■ **Exercise**
Identify the lines in the data below that contain "неподвижен" and give only how many there are.

◆ ◆ ◆

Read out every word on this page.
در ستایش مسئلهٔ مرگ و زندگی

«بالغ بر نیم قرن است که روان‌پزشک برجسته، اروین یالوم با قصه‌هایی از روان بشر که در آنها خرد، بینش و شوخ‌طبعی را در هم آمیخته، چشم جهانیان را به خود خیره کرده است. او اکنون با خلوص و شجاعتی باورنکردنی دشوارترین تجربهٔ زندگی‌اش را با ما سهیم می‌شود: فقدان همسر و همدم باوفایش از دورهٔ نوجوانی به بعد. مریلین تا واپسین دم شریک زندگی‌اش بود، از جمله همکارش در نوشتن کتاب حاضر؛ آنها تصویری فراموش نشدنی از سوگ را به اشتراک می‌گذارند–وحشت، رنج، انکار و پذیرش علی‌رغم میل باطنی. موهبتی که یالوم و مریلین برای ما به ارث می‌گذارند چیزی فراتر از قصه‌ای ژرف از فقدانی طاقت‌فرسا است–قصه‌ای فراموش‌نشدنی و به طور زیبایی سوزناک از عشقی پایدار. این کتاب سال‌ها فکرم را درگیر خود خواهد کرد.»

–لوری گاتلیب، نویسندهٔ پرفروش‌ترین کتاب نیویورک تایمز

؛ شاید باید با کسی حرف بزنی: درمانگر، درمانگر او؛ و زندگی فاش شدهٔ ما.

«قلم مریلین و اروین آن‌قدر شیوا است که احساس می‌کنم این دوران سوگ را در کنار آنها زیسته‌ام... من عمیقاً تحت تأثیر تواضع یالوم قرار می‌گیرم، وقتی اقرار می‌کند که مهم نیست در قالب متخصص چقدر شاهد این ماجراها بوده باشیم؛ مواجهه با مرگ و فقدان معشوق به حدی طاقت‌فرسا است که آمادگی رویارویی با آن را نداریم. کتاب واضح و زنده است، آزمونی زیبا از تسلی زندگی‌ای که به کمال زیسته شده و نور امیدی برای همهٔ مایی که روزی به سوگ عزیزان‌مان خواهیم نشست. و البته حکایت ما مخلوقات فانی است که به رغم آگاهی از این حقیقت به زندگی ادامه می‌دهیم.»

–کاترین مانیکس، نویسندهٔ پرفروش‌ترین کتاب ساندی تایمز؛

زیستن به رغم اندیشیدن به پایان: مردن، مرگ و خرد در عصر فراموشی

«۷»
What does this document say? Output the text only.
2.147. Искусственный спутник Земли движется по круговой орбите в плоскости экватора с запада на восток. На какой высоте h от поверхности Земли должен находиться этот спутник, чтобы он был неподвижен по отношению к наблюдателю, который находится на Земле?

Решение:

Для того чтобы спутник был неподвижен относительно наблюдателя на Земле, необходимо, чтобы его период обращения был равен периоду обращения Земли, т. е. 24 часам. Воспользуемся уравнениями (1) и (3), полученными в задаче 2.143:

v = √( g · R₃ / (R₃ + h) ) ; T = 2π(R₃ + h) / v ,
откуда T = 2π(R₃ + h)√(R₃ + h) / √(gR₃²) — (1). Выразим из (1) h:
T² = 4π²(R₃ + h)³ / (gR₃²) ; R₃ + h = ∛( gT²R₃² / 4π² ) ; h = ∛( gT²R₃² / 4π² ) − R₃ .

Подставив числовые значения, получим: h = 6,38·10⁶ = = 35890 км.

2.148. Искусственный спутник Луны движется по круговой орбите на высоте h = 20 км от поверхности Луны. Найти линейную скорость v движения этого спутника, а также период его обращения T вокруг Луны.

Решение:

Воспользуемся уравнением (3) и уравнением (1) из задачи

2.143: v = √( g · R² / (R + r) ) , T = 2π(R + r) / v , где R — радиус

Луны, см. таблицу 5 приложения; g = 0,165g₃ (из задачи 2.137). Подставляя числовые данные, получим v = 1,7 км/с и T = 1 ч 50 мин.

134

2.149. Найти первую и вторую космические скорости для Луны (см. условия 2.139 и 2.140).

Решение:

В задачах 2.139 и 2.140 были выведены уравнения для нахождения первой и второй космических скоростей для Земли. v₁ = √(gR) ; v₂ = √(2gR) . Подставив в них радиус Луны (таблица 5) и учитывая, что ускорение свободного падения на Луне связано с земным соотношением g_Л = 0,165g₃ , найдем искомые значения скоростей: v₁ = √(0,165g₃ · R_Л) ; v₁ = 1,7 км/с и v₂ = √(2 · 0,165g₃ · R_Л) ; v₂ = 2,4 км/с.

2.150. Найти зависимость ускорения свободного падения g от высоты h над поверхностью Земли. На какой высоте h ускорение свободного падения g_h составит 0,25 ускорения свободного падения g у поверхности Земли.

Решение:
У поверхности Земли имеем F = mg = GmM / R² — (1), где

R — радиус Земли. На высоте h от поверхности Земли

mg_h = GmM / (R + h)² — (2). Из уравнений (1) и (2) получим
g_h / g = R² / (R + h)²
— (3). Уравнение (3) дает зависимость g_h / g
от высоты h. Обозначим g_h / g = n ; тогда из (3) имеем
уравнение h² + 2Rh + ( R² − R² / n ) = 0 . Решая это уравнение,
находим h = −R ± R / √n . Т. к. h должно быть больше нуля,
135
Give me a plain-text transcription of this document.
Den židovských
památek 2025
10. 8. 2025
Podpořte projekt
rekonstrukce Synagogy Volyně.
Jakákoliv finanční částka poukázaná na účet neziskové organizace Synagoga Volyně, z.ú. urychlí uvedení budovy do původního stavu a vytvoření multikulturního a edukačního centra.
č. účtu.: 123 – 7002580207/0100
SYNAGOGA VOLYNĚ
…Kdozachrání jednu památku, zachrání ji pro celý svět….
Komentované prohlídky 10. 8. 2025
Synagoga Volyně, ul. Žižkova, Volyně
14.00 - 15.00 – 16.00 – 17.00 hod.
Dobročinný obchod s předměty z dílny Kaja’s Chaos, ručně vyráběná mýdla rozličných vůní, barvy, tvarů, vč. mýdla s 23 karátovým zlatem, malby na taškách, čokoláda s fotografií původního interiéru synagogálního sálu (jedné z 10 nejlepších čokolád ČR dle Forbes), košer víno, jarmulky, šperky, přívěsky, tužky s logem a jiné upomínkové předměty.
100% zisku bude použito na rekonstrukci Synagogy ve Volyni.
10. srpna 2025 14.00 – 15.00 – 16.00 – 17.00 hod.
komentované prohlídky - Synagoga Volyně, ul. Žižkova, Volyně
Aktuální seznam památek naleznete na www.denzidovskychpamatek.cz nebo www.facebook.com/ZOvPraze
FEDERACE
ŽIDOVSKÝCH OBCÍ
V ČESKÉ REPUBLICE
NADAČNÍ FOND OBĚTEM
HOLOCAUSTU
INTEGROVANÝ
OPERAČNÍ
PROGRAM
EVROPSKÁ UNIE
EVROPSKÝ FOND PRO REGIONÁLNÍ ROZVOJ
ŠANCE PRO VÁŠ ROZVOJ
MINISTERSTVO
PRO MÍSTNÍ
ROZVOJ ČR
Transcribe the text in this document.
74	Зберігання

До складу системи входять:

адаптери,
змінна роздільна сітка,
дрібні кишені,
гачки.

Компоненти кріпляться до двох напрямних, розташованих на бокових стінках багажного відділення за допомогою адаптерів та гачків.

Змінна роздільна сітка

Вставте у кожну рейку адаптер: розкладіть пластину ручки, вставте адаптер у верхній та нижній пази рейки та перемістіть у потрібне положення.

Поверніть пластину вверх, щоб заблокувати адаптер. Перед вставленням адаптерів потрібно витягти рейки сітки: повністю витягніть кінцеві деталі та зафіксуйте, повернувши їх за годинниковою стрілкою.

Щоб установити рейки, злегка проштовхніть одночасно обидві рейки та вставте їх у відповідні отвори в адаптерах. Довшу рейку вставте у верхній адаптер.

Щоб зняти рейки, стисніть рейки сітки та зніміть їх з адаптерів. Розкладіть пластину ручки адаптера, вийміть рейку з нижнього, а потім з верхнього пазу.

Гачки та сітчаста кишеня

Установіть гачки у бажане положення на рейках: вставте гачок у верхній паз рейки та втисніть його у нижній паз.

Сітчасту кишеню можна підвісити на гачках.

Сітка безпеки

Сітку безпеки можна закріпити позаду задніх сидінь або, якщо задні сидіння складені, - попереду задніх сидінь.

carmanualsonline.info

◆ ◆ ◆

■ **Written response**
2